## Enunciado da tarefa
De acordo com o resumo sobre o ICMS educacional no Ceará, qual percentual do repasse da cota parte municipal do ICMS corresponde ao Índice Municipal de Qualidade Educacional (IQE)?

## Trecho do documento
↓

EQUIDADE E REPASSE DO ICMS EDUCACIONAL ENTRE MUNICÍPIOS CEARENSES
Palavras-chave:
ICMS EDUCACIONAL, EQUIDADE, FINANCIAMENTO DA EDUCACAO BÁSICA, POLITICA EDUCACIONAL, CEARÁResumo
O Ceará adota desde 2007 critérios educacionais para distribuir a cota parte municipal do ICMS. O Índice Municipal de Qualidade Educacional (IQE) responde por 18% desse repasse e premia redes escolares que melhoram seus resultados no Sistema Permanente de Avaliação da Educação Básica do Ceará. O artigo investiga se o IQE promove equidade nas transferências dirigidas aos dez municípios de maior porte do estado no período de 2015 a 2019. A pesquisa é quantitativa descritiva. Aplicou-se regressão simples em ambiente R sobre bases do Instituto de Pesquisa e Estratégia Econômica do Ceará, do Portal IDeA, do Sistema FIRJAN e do Instituto Nacional de Estudos e Pesquisas Educacionais Anísio Teixeira. Construíram-se gráficos de dispersão cruzando o coeficiente de rateio do IQE com o Índice FIRJAN de Desenvolvimento Municipal, com o Índice de Desenvolvimento da Educação Básica e com o Indicador de Desigualdades e Aprendizagens. O IDeA foi decomposto em nível socioeconômico, raça e sexo. Sobral e Tianguá concentram os maiores coeficientes de repasse e os menores índices de desigualdade de aprendizagem em todos os recortes. Fortaleza, com a maior rede e população, recebe valores menores do que o porte justificaria. A fórmula do IQE não inclui matrícula nem indicadores de pobreza e beneficia municípios menores que já operam em patamares de desenvolvimento mais elevados. A transferência condicionada, tal como formulada, reproduz assimetrias em vez de corrigi-las entre municípios de porte comparável.

↑

## Dados extraídos
↓

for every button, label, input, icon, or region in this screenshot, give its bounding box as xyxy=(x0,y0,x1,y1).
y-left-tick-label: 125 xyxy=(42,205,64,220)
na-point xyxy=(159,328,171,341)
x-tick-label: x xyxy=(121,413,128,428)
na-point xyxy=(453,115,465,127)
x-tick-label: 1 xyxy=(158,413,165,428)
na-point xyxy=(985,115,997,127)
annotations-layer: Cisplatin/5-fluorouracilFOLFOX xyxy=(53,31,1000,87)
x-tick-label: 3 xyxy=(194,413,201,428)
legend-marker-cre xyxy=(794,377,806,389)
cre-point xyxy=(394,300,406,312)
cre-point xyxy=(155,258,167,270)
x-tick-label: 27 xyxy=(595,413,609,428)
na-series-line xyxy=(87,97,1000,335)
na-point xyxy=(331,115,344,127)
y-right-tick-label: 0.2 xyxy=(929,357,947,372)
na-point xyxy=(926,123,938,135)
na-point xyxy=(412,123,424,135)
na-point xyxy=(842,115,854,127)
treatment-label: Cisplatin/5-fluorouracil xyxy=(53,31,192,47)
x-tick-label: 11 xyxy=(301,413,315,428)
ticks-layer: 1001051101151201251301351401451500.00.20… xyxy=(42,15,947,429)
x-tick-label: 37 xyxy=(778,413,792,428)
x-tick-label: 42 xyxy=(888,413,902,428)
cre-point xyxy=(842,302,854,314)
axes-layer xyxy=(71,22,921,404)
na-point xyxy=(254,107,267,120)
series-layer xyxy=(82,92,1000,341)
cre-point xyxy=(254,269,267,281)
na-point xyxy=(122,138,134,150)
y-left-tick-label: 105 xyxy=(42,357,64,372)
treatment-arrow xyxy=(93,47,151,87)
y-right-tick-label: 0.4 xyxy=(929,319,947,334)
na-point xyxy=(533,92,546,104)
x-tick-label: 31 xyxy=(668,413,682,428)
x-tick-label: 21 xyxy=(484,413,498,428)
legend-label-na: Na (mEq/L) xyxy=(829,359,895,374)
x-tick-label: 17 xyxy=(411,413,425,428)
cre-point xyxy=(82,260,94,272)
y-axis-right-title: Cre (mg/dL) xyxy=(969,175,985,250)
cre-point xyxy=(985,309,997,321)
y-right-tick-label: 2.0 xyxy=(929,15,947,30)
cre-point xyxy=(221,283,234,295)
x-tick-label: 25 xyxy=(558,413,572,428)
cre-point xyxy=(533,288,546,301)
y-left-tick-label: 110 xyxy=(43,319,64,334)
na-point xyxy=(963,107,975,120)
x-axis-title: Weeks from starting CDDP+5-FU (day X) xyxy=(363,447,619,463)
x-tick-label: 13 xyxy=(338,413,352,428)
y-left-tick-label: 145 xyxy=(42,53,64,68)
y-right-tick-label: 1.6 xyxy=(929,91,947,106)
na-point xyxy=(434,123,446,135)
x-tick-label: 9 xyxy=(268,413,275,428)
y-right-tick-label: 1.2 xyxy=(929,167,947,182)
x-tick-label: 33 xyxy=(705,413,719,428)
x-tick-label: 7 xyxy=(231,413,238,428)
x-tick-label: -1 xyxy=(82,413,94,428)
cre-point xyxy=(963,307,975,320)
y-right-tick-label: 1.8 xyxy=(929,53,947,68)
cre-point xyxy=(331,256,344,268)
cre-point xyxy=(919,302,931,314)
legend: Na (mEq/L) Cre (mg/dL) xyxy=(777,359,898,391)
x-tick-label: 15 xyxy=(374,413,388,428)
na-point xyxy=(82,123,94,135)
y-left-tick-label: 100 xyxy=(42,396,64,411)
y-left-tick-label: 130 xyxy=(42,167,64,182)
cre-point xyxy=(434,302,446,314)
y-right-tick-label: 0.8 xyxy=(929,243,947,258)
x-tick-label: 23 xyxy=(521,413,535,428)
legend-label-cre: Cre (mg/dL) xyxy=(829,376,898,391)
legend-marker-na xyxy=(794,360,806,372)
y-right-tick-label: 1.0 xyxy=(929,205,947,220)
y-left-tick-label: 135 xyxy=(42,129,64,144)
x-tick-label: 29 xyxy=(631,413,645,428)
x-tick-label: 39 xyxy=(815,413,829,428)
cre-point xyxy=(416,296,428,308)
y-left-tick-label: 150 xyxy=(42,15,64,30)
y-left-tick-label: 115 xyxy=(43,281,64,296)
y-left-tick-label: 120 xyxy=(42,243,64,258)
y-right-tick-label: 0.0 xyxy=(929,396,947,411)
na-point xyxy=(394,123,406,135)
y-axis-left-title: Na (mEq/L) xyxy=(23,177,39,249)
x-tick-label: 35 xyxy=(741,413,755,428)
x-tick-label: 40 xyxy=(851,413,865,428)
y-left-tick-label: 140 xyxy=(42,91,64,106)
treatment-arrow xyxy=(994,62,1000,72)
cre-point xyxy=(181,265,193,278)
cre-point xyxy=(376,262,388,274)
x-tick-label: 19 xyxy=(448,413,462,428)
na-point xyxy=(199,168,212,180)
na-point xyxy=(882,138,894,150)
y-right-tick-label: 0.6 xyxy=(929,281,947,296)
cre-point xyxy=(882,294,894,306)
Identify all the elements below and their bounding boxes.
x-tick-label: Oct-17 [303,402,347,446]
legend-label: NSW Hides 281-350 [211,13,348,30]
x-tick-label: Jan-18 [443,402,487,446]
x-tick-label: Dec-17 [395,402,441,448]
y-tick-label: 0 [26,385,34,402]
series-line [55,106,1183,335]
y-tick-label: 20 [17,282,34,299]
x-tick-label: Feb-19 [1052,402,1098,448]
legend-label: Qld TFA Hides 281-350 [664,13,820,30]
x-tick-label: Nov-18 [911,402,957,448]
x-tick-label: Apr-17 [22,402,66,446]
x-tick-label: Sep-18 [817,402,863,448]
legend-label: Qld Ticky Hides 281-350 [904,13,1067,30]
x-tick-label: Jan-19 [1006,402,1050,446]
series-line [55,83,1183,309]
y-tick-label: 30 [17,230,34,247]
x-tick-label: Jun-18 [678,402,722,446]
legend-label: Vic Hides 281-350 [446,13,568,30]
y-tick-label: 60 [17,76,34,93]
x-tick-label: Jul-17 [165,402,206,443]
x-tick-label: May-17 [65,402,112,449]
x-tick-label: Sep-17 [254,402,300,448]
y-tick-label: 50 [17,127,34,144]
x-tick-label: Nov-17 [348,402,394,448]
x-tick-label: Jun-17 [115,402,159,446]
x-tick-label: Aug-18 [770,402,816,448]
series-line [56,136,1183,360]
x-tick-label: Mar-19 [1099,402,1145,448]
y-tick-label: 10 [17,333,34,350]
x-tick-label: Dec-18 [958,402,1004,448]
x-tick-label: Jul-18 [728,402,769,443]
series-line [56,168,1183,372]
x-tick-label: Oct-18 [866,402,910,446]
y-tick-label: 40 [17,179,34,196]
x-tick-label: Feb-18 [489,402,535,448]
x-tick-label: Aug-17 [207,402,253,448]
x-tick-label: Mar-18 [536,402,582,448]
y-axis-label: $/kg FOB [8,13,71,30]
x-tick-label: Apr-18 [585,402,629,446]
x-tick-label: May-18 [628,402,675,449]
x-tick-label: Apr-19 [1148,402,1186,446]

↑

## Resultado da tarefa
O IQE responde por 18% desse repasse.